| STATED EXERCISE A |
Could you swap "tick-label" for "tick-text" in the records, starting at the line containing "figure-4-y-tick-label: 0% (413, 323, 431, 337)" and ending at the line containing "figure-3-title: Arbitrage between", and give back only those lines with everything else unchanged?

--- GIVEN TEXT ---

In the absence of a registered Will or specific instructions appointing interim guardians for minor children, the UAE local authorities would have to intervene and take care of the minors, until such time as the Court’s approval of a suitable guardian.
4. Will Sharia inheritance rules apply to all or part of the UAE assets?
Inheritance issues for Muslims are dealt with in accordance with Sharia, whereas for non-Muslims, the law of the deceased’s nationality can be applied if a Will is made formally. The UAE Civil Code stipulates that the law of the home country of a non-Muslim can be applied to matters of inheritance as defined by Article 17 (1), which states “inheritance shall be governed by the law of the deceased at the time of his death”. However where a Will refers to the disposal of real estate in the UAE, then Article 17 (5) states that UAE law “shall apply to wills made by aliens disposing of their real property located in the state”. This is subject to an arguable exception in the case of freehold property; at present, the Dubai Courts, at least, are treating freehold property as an exception to the property can be bequeathed by a non-Muslim expatriate, under their Will.
Furthermore, Article 1(2) of the Law of Personal Status allows non-Muslim expatriates, with assets in the UAE to make a Will under the law of their home country, to govern succession to his or her UAE estate instead of Sharia-based rules. However, the Will must be proved in the formal legal fashion before the Inheritance Court, a process greatly expedited if the expatriate has previously had the Will translated into Arabic and notarised here in the UAE.
Even though the Personal Status Law provides non-Muslim expatriates with the right to request the UAE Court for the application of their home country law, the Personal Status Law does not however expressly amend the UAE Civil Code. This leads to potential uncertainty as to whether or not a non-Muslim’s Will would be subject to Sharia law and not according to their personal wishes, as per their home country law.
5. How can assets and family be protected?
In May 2015, the DIFC Wills and Probate Registry introduced a new set avenue for succession and inheritance matters for non-Muslims holding assets in Dubai, backed by protocols concluded with other public authorities in Dubai.
The new rules shall create legal certainty for the inheritance of an individual’s assets after death and the appointment of guardians for their children. This not only allows individuals to have the testamentary freedom to dispose of their assets as they wish, it also provides peace of mind that an individual’s estate will be distributed according to their wishes.
The Registry provides a simple and efficient mechanism for non-Muslims to pass on their estates, subject to a formal Will registration process which functions as an opt-in mechanism. All probate grants are issued by judges of the DIFC Court.
ADMINISTERING ASSETS – ONLINE & PHYSICAL
In order to ensure all of an individual’s assets, accounts and information are administered according to their wishes, considering the following:
• Doing an inventory of all their assets, including bank accounts, investments, emergency funds, including digital accounts that they’d like to be sorted out before death.

---

| STATED EXERCISE B |
Can you sum up the text on UAE inheritance in two sentences?

--- DATA IN THIS EXERCISE ---

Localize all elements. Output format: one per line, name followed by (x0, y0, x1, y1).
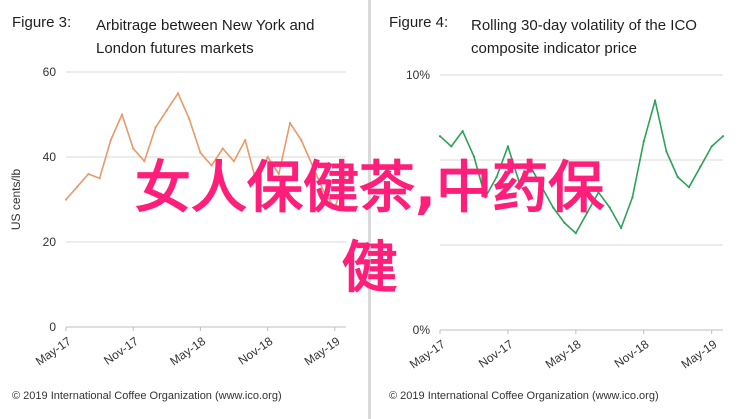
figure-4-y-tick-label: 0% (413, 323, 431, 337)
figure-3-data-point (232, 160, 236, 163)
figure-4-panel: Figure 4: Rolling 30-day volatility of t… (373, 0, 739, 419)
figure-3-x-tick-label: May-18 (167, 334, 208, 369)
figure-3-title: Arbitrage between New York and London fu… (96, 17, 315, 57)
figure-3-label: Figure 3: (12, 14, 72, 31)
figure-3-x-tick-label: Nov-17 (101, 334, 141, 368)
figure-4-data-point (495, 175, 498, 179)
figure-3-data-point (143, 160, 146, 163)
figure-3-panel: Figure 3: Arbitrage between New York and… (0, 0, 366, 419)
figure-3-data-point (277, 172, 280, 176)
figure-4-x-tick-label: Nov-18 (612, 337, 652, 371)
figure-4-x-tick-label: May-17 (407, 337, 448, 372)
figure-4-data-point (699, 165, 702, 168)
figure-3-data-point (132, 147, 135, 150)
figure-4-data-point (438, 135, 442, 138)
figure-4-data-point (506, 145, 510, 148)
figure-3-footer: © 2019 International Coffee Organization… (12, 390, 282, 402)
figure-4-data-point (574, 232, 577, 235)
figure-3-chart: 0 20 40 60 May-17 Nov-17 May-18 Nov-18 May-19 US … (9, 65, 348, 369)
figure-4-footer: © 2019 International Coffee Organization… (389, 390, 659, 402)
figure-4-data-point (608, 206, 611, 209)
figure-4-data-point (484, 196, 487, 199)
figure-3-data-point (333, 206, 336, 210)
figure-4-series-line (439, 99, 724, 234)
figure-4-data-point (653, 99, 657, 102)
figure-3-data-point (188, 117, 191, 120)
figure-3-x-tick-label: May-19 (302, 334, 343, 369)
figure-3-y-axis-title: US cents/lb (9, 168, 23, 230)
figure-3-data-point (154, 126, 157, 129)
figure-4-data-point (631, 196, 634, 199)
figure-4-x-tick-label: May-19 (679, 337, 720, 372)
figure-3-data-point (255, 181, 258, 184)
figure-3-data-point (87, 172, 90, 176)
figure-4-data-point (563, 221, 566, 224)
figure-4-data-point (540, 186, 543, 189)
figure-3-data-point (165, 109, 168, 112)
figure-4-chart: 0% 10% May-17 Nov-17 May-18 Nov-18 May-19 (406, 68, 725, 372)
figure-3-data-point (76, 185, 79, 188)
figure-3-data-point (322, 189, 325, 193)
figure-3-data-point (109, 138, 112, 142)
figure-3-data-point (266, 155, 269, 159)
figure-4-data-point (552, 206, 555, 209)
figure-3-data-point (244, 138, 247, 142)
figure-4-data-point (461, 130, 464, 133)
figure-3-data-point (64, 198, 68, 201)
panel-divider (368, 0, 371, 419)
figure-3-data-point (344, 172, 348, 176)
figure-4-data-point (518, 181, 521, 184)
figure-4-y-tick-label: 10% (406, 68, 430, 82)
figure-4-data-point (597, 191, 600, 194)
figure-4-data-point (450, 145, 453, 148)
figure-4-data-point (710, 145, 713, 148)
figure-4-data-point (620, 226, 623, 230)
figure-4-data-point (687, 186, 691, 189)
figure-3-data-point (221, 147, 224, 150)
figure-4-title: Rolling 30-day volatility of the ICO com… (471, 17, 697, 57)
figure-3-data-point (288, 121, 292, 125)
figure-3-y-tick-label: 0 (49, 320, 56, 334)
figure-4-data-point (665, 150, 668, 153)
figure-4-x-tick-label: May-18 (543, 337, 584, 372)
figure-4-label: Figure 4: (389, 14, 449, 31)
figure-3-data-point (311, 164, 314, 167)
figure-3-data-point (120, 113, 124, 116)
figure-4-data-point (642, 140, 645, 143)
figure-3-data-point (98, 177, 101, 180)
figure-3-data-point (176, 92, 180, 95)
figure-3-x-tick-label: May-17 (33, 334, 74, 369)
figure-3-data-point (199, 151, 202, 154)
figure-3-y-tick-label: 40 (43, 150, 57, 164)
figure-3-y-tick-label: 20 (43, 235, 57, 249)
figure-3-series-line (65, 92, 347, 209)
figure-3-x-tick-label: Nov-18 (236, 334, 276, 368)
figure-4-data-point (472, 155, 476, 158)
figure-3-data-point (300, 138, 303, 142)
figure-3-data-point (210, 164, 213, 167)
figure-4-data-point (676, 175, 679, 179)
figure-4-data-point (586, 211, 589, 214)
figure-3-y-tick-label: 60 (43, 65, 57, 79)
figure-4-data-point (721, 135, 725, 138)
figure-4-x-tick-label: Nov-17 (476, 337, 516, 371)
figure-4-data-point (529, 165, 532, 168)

---

| COMPLETE OUTPUT A |
figure-4-y-tick-text: 0% (413, 323, 431, 337)
figure-3-data-point (232, 160, 236, 163)
figure-4-panel: Figure 4: Rolling 30-day volatility of t… (373, 0, 739, 419)
figure-3-x-tick-text: May-18 (167, 334, 208, 369)
figure-3-title: Arbitrage between New York and London fu… (96, 17, 315, 57)

| COMPLETE OUTPUT B |
For non-Muslims in the UAE, inheritance can follow the law of their home country under the Civil Code and the Personal Status Law, yet UAE law applies to wills disposing of real property in the state, and because the Personal Status Law does not expressly amend the Civil Code, it remains uncertain whether a non-Muslim's Will could be subject to Sharia law. Since May 2015, the DIFC Wills and Probate Registry has offered non-Muslims holding assets in Dubai an opt-in Will registration process, with all probate grants issued by judges of the DIFC Court.